▶ Goal
Copy out every record below exactly as written, but leave out any pictures.

▶ Data rows
************
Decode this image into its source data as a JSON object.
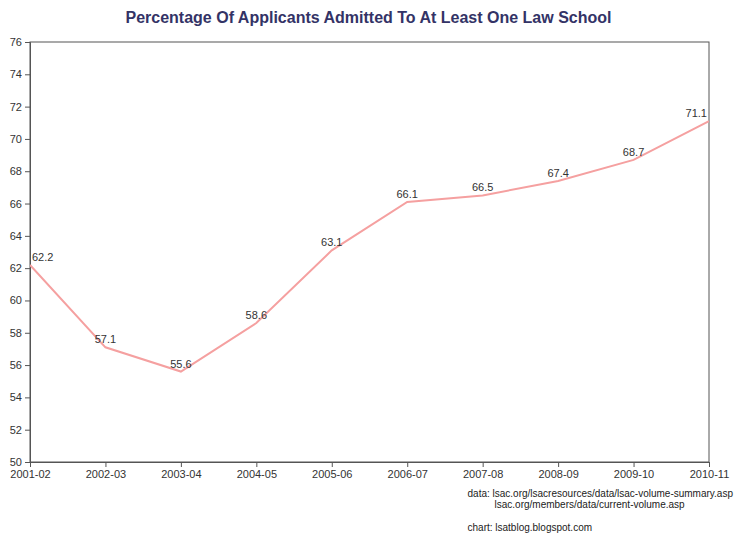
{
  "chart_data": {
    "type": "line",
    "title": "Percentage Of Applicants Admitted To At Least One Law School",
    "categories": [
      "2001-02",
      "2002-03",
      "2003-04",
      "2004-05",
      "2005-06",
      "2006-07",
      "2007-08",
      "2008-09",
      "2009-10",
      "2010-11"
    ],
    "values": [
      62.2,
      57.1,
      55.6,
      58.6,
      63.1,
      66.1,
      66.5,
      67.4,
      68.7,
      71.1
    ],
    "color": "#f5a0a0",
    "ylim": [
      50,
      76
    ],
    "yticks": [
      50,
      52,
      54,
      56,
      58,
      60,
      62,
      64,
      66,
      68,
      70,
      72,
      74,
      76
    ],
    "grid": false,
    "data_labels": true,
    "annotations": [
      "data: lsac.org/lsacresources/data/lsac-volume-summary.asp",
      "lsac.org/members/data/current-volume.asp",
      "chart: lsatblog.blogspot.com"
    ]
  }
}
************
▶ Right answer
Decode this image into its source data as a JSON object.
{
  "chart_data": {
    "type": "line",
    "title": "Percentage Of Applicants Admitted To At Least One Law School",
    "categories": [
      "2001-02",
      "2002-03",
      "2003-04",
      "2004-05",
      "2005-06",
      "2006-07",
      "2007-08",
      "2008-09",
      "2009-10",
      "2010-11"
    ],
    "values": [
      62.2,
      57.1,
      55.6,
      58.6,
      63.1,
      66.1,
      66.5,
      67.4,
      68.7,
      71.1
    ],
    "color": "#f5a0a0",
    "ylim": [
      50,
      76
    ],
    "yticks": [
      50,
      52,
      54,
      56,
      58,
      60,
      62,
      64,
      66,
      68,
      70,
      72,
      74,
      76
    ],
    "grid": false,
    "data_labels": true,
    "annotations": [
      "data: lsac.org/lsacresources/data/lsac-volume-summary.asp",
      "lsac.org/members/data/current-volume.asp",
      "chart: lsatblog.blogspot.com"
    ]
  }
}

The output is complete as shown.